Breaking Bad Store ABQ
Breaking Bad Store ABQ

With our time in Albuquerque coming to a close, we headed out to the highway, making our way to Santa Fe.

When my son had mentioned to his friends that we would be visiting New Mexico, the unanimous suggestion was to visit a place with a very strange name…Meow Wolf.

Meow Wolf, a relatively new experience in Santa Fe (established in 2016) is one of three similar interactive experiences located in the United States. Along with the other two, in Denver and Las Vegas, the explorable art encounter beckons visitors to explore rooms of immersive art. Santa Fe’s version, entitled House of Eternal Return offers 70 rooms which I could only describe as a mix between an art exhibit, escape room, a fun house and a maze.

As we parked, we glimpsed what we thought we might experience with its giant metal spider, robot and of course, wolf, in the parking lot! Although we had not purchased tickets prior to our arrival, we learned that we were lucky since it was a weekday that we were able to gain entry, not usual on busy weekends.

Meow Wolf Santa Fe

We began our explorations in the front part of the House, trying to read every piece of paper and attempting to decipher clues. There was a strangely dressed man standing in the stairway talking about missing children and we deduced that children from the storyline were missing. We also heard other speaking about finding hamsters. We did discover a few hidden in various places, but then we never quite understood what to do with this information.

The House
The House
The House, bathroom
Hidden hamsters

Finally, we just decided to have fun and explore all the nooks and crannies. Once we relaxed about the whole affair, it was a great deal of fun just enjoying the unique and unusual artistry.

→ WHAT TO DO
1. Print the part of the Meow Wolf account starting at "Meow Wolf Santa" and ending at "and unusual artistry.", word for word.
2. Proceed with the account of the Meow Wolf visit from the point where it stops.
The records aren't needed for this.

→ MATERIAL PROVIDED
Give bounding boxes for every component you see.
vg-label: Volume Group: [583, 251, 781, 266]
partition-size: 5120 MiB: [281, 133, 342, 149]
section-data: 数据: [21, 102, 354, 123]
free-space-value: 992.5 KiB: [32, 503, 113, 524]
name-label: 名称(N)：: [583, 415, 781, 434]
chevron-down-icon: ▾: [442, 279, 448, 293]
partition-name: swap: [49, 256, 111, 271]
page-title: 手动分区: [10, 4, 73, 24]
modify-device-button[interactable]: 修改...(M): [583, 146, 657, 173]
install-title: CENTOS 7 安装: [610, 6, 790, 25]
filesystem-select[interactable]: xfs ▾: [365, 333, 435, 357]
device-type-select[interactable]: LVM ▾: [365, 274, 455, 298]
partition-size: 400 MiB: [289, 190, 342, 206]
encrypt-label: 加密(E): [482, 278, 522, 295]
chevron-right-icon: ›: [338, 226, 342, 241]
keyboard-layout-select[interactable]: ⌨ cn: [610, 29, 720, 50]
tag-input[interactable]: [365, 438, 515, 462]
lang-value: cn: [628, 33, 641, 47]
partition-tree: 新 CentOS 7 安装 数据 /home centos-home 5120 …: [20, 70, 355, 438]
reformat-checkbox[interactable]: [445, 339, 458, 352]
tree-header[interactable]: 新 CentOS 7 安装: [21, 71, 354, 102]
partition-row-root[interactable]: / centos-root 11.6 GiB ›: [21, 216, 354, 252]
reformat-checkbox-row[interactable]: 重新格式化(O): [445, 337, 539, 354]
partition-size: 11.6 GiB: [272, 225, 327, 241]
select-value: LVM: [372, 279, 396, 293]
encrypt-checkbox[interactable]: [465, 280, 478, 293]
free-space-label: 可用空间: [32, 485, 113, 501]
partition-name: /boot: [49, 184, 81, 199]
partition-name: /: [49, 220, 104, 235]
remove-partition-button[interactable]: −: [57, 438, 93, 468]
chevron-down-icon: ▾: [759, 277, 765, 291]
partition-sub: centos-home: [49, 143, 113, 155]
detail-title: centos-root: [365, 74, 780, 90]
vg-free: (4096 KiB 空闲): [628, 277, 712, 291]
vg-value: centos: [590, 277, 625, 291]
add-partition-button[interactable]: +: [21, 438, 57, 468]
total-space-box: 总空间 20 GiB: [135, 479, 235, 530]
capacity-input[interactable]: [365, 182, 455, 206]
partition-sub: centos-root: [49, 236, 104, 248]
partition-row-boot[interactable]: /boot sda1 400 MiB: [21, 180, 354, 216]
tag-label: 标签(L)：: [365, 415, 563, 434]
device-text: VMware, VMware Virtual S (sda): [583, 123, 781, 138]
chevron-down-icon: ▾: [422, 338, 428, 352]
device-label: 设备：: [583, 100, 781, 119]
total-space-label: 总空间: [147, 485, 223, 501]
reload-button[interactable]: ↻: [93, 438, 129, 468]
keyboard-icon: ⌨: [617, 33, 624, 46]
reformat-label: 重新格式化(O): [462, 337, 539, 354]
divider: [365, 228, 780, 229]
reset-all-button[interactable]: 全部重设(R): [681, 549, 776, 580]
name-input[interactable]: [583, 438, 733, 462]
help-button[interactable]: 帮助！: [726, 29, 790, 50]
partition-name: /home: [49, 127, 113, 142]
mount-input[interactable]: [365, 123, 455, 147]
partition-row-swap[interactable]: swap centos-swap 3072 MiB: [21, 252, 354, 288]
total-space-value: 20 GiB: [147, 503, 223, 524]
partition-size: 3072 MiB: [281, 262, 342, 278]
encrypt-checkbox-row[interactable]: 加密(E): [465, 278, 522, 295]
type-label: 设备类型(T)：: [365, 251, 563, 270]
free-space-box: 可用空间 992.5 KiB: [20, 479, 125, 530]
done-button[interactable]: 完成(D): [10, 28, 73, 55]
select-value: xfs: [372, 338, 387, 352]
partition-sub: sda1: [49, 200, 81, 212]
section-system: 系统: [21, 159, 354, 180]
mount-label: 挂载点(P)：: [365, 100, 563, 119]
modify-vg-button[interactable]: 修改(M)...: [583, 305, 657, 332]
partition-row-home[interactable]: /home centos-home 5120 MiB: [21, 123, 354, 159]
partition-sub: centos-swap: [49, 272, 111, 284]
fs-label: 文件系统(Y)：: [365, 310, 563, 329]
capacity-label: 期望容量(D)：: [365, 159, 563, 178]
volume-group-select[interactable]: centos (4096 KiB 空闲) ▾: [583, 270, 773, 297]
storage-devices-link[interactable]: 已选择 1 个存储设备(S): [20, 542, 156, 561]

→ FINAL ANSWERS
1.
Meow Wolf Santa Fe

We began our explorations in the front part of the House, trying to read every piece of paper and attempting to decipher clues. There was a strangely dressed man standing in the stairway talking about missing children and we deduced that children from the storyline were missing. We also heard other speaking about finding hamsters. We did discover a few hidden in various places, but then we never quite understood what to do with this information.

The House
The House
The House, bathroom
Hidden hamsters

Finally, we just decided to have fun and explore all the nooks and crannies. Once we relaxed about the whole affair, it was a great deal of fun just enjoying the unique and unusual artistry.

2.
It was great fun to discover hidden passageways in refrigerators, fireplaces closets and clothes dryers. After exploring both floors of the house, we discovered in the living room a fish tank on a shelf and then a tunnel through the fireplace which led to a life size fish tank which we could walk through! This led to other parts of the exhibit where we encountered a giant neon dinosaur skeleton whose bones made music when you hit upon them, a forest with giant mushrooms and creatures that appeared to be out of the book Where the Wild Things Are, the crazy clown room decorated with recycled bottle caps, cans, compact discs and clown videos, a Chinatown alleyway and the “black and white room” complete with a monster under the sink! There was abstract art and abstract rooms, interactive games hidden away in dark corners and an EDM music room. There was a band playing in the back and walkways overlooking their stage. Everything was dark and bright at the same time and neon and black lighting was everywhere!

Hidden passage
Giant fish tank
Crazy clown room
Live band, top middle
Black and white room
EDM music room

It is one of the hardest things to explain and one of the most unique places I have ever visited! I will definitely have to visit the ones in Denver and Las Vegas which are differently themed.

We realized that if this was our introduction to Santa Fe, we were in for a treat! Meow Wolf was definitely the Cat’s Meow or maybe you could say, the “Wolf’s Meow”!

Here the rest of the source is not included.